The exercise
From the entries that follow, list every line in which the string "screenshot" appears.

Items from a dataset:
*-*-*
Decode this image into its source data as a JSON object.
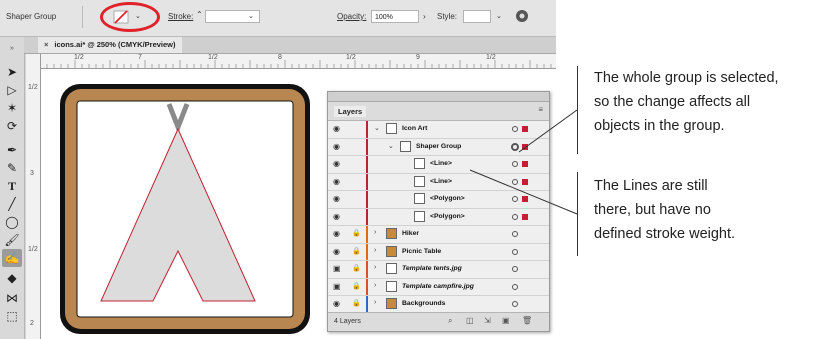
{
  "control_bar": {
    "selection_type": "Shaper Group",
    "stroke_label": "Stroke:",
    "stroke_value": "",
    "opacity_label": "Opacity:",
    "opacity_value": "100%",
    "style_label": "Style:"
  },
  "document_tab": {
    "title": "icons.ai* @ 250% (CMYK/Preview)"
  },
  "ruler": {
    "h_labels": [
      "1/2",
      "7",
      "1/2",
      "8",
      "1/2",
      "9",
      "1/2"
    ],
    "v_labels": [
      "1/2",
      "3",
      "1/2",
      "2"
    ]
  },
  "layers_panel": {
    "tab_label": "Layers",
    "layer_count": "4 Layers",
    "rows": [
      {
        "name": "Icon Art",
        "color": "#c22032"
      },
      {
        "name": "Shaper Group",
        "color": "#c22032"
      },
      {
        "name": "<Line>",
        "color": "#c22032"
      },
      {
        "name": "<Line>",
        "color": "#c22032"
      },
      {
        "name": "<Polygon>",
        "color": "#c22032"
      },
      {
        "name": "<Polygon>",
        "color": "#c22032"
      },
      {
        "name": "Hiker",
        "color": "#e06a10"
      },
      {
        "name": "Picnic Table",
        "color": "#e06a10"
      },
      {
        "name": "Template tents.jpg",
        "color": "#e04a3a"
      },
      {
        "name": "Template campfire.jpg",
        "color": "#e04a3a"
      },
      {
        "name": "Backgrounds",
        "color": "#3c62c8"
      }
    ]
  },
  "annotations": {
    "note1": [
      "The whole group is selected,",
      "so the change affects all",
      "objects in the group."
    ],
    "note2": [
      "The Lines are still",
      "there, but have no",
      "defined stroke weight."
    ]
  },
  "colors": {
    "highlight_circle": "#e0222a",
    "frame": "#b88650",
    "tent_fill": "#dcdcdc",
    "tent_stroke": "#c22032",
    "pole": "#8a8a8a"
  }
}
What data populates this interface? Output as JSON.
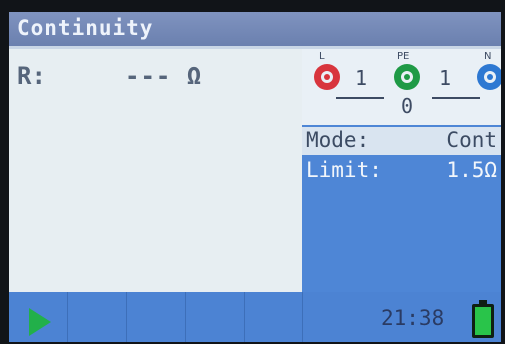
{
  "title": "Continuity",
  "measurement": {
    "label": "R:",
    "value": "--- Ω"
  },
  "terminals": {
    "l_label": "L",
    "pe_label": "PE",
    "n_label": "N",
    "l_pe_value": "1",
    "pe_n_value": "1",
    "pe_value": "0",
    "colors": {
      "l": "#d8353d",
      "pe": "#1f9a46",
      "n": "#2d78d2"
    }
  },
  "settings": {
    "mode_label": "Mode:",
    "mode_value": "Cont",
    "limit_label": "Limit:",
    "limit_value": "1.5Ω"
  },
  "statusbar": {
    "time": "21:38",
    "play_icon": "play-icon",
    "battery_icon": "battery-icon"
  }
}
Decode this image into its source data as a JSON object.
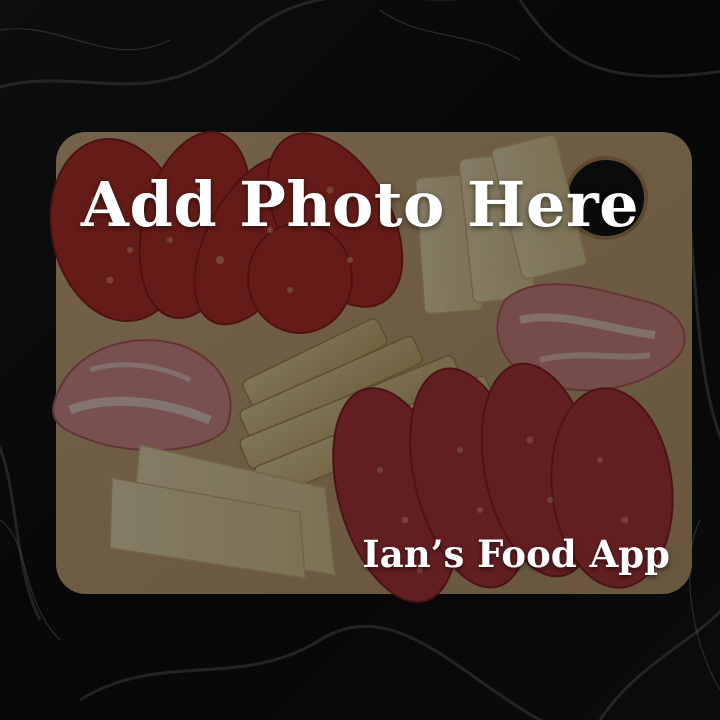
{
  "placeholder": {
    "title": "Add Photo Here"
  },
  "branding": {
    "app_name": "Ian’s Food App"
  },
  "colors": {
    "text": "#ffffff",
    "dim_overlay": "#000000"
  }
}
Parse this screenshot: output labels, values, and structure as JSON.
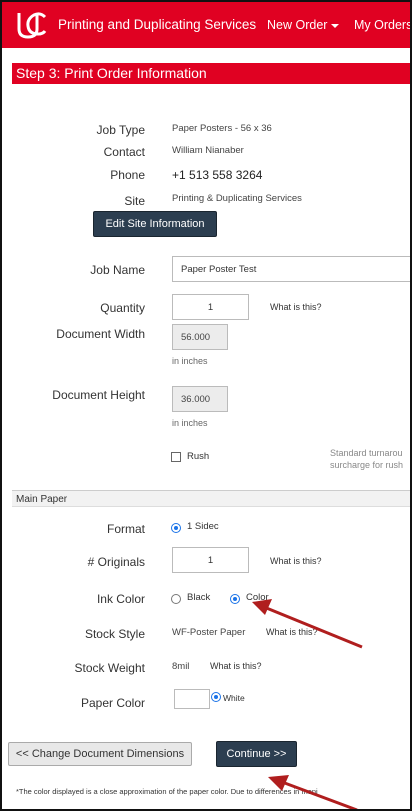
{
  "nav": {
    "brand": "Printing and Duplicating Services",
    "new_order": "New Order",
    "my_orders": "My Orders"
  },
  "step_title": "Step 3: Print Order Information",
  "info": {
    "job_type_label": "Job Type",
    "job_type_value": "Paper Posters - 56 x 36",
    "contact_label": "Contact",
    "contact_value": "William Nianaber",
    "phone_label": "Phone",
    "phone_value": "+1 513 558 3264",
    "site_label": "Site",
    "site_value": "Printing & Duplicating Services",
    "edit_site_button": "Edit Site Information"
  },
  "form": {
    "job_name_label": "Job Name",
    "job_name_value": "Paper Poster Test",
    "quantity_label": "Quantity",
    "quantity_value": "1",
    "quantity_help": "What is this?",
    "doc_width_label": "Document Width",
    "doc_width_value": "56.000",
    "doc_width_unit": "in inches",
    "doc_height_label": "Document Height",
    "doc_height_value": "36.000",
    "doc_height_unit": "in inches",
    "rush_label": "Rush",
    "rush_note_line1": "Standard turnarou",
    "rush_note_line2": "surcharge for rush"
  },
  "main_paper": {
    "section_title": "Main Paper",
    "format_label": "Format",
    "format_value": "1 Sidec",
    "originals_label": "# Originals",
    "originals_value": "1",
    "originals_help": "What is this?",
    "ink_label": "Ink Color",
    "ink_black": "Black",
    "ink_color": "Color",
    "stock_style_label": "Stock Style",
    "stock_style_value": "WF-Poster Paper",
    "stock_style_help": "What is this?",
    "stock_weight_label": "Stock Weight",
    "stock_weight_value": "8mil",
    "stock_weight_help": "What is this?",
    "paper_color_label": "Paper Color",
    "paper_color_value": "White"
  },
  "actions": {
    "back_button": "<< Change Document Dimensions",
    "continue_button": "Continue >>"
  },
  "footnote": "*The color displayed is a close approximation of the paper color. Due to differences in moni",
  "colors": {
    "brand_red": "#e00122",
    "button_dark": "#2c3e50",
    "radio_blue": "#1a73e8",
    "annotation_arrow": "#b01e1e"
  }
}
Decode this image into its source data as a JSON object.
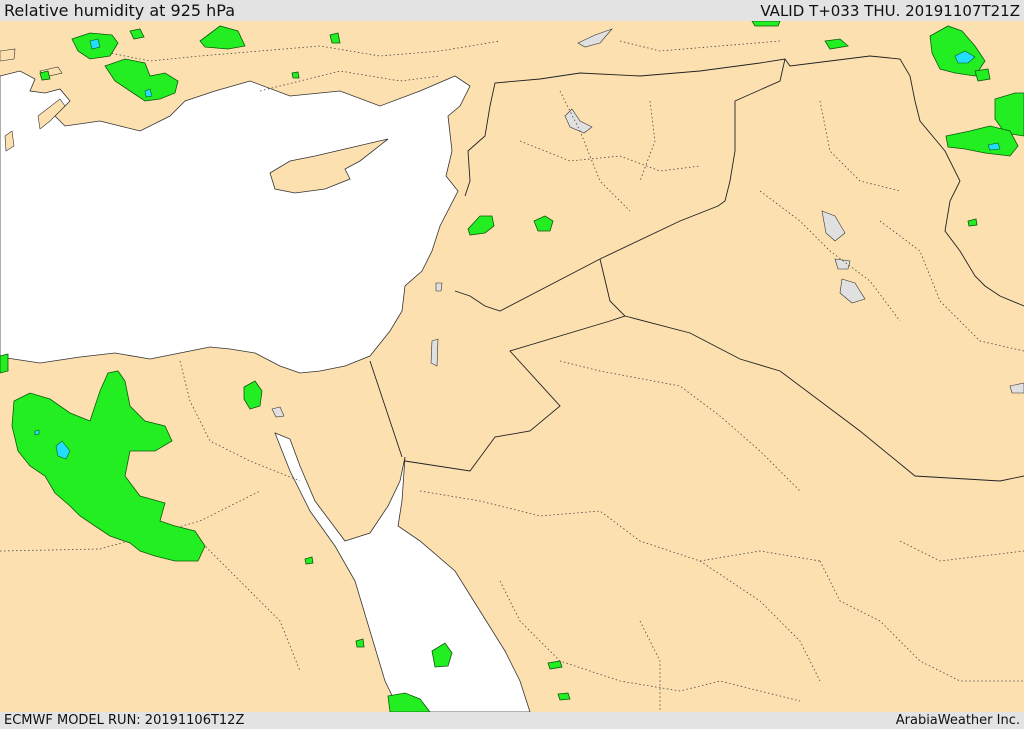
{
  "header": {
    "title": "Relative humidity at 925 hPa",
    "valid": "VALID T+033 THU. 20191107T21Z"
  },
  "footer": {
    "model_run": "ECMWF MODEL RUN: 20191106T12Z",
    "credit": "ArabiaWeather Inc."
  },
  "colors": {
    "land": "#fce0b0",
    "sea": "#ffffff",
    "lake": "#e0e0e0",
    "humid_high": "#22ee22",
    "humid_very_high": "#22ddff",
    "border": "#222222",
    "bar": "#e3e3e3"
  }
}
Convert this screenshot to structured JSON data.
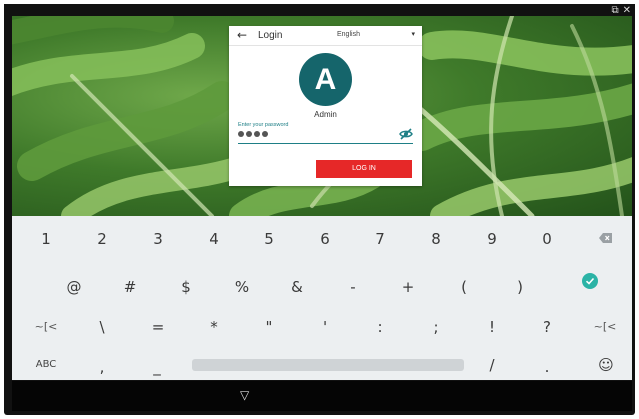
{
  "window_controls": {
    "popout_icon": "external-link-icon",
    "popout_glyph": "⧉",
    "close_icon": "close-icon",
    "close_glyph": "✕"
  },
  "login": {
    "title": "Login",
    "back_glyph": "←",
    "language": "English",
    "dropdown_glyph": "▾",
    "avatar_letter": "A",
    "user_name": "Admin",
    "password_label": "Enter your password",
    "password_masked_count": 4,
    "login_button": "LOG IN"
  },
  "keyboard": {
    "row1": [
      "1",
      "2",
      "3",
      "4",
      "5",
      "6",
      "7",
      "8",
      "9",
      "0"
    ],
    "row2": [
      "@",
      "#",
      "$",
      "%",
      "&",
      "-",
      "+",
      "(",
      ")"
    ],
    "row3": [
      "~[<",
      "\\",
      "=",
      "*",
      "\"",
      "'",
      ":",
      ";",
      "!",
      "?",
      "~[<"
    ],
    "row4": {
      "abc": "ABC",
      "comma": ",",
      "underscore": "_",
      "slash": "/",
      "period": ".",
      "emoji": "☺"
    },
    "backspace_icon": "backspace-icon",
    "done_icon": "check-icon",
    "accent_color": "#2bb3a6"
  },
  "navbar": {
    "home_glyph": "▽"
  },
  "colors": {
    "avatar": "#15656b",
    "login_button": "#e62828",
    "field_accent": "#1e7f86"
  }
}
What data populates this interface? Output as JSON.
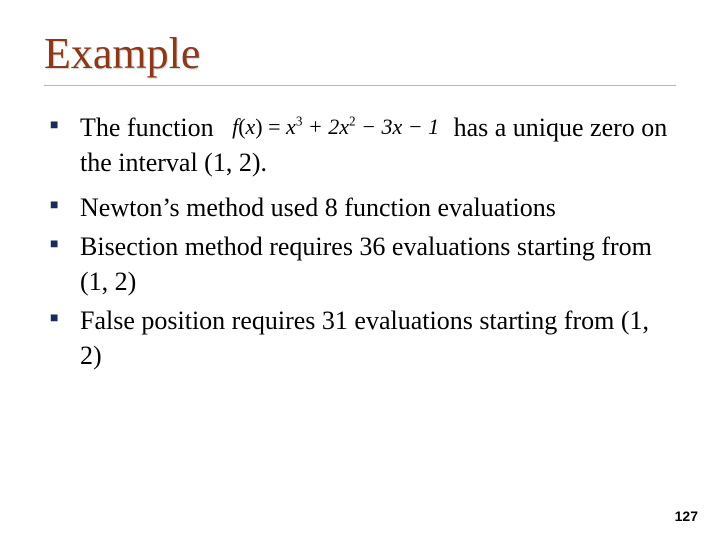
{
  "title": "Example",
  "formula": {
    "fname": "f",
    "var": "x",
    "rhs_html": "x³ + 2x² − 3x − 1"
  },
  "bullets1": {
    "item1_pre": "The function",
    "item1_post": "has a unique zero on the interval (1, 2)."
  },
  "bullets2": {
    "item1": "Newton’s method used 8 function evaluations",
    "item2": "Bisection method requires 36 evaluations starting from (1, 2)",
    "item3": "False position requires 31 evaluations starting from (1, 2)"
  },
  "page_number": "127"
}
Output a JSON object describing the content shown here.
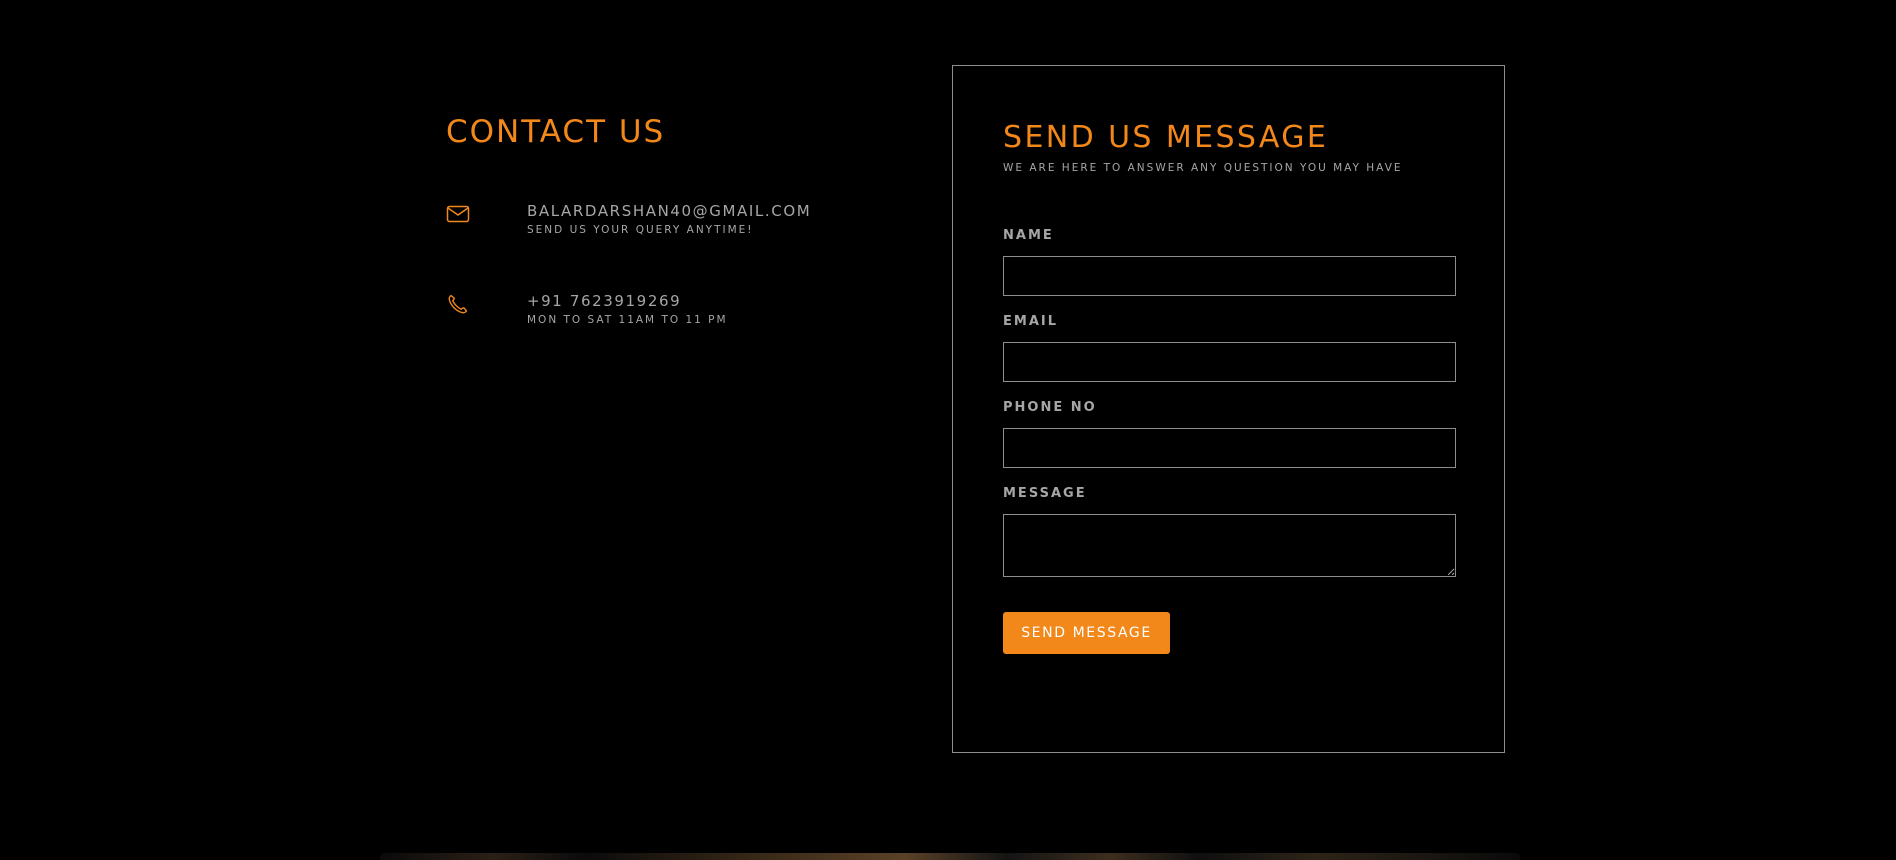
{
  "contact": {
    "title": "CONTACT US",
    "email": {
      "icon": "envelope-icon",
      "value": "BALARDARSHAN40@GMAIL.COM",
      "note": "SEND US YOUR QUERY ANYTIME!"
    },
    "phone": {
      "icon": "phone-icon",
      "value": "+91 7623919269",
      "note": "MON TO SAT 11AM TO 11 PM"
    }
  },
  "form": {
    "title": "SEND US MESSAGE",
    "subtitle": "WE ARE HERE TO ANSWER ANY QUESTION YOU MAY HAVE",
    "fields": {
      "name": {
        "label": "NAME",
        "value": ""
      },
      "email": {
        "label": "EMAIL",
        "value": ""
      },
      "phone": {
        "label": "PHONE NO",
        "value": ""
      },
      "message": {
        "label": "MESSAGE",
        "value": ""
      }
    },
    "submit_label": "SEND MESSAGE"
  },
  "colors": {
    "accent": "#f2871a",
    "background": "#000000",
    "text_muted": "#a6a6a6",
    "border": "#8d8d8d"
  }
}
*-*-*
Exercise response
Parse this screenshot: output labels, values, and structure as JSON.
Convert this screenshot to structured JSON data.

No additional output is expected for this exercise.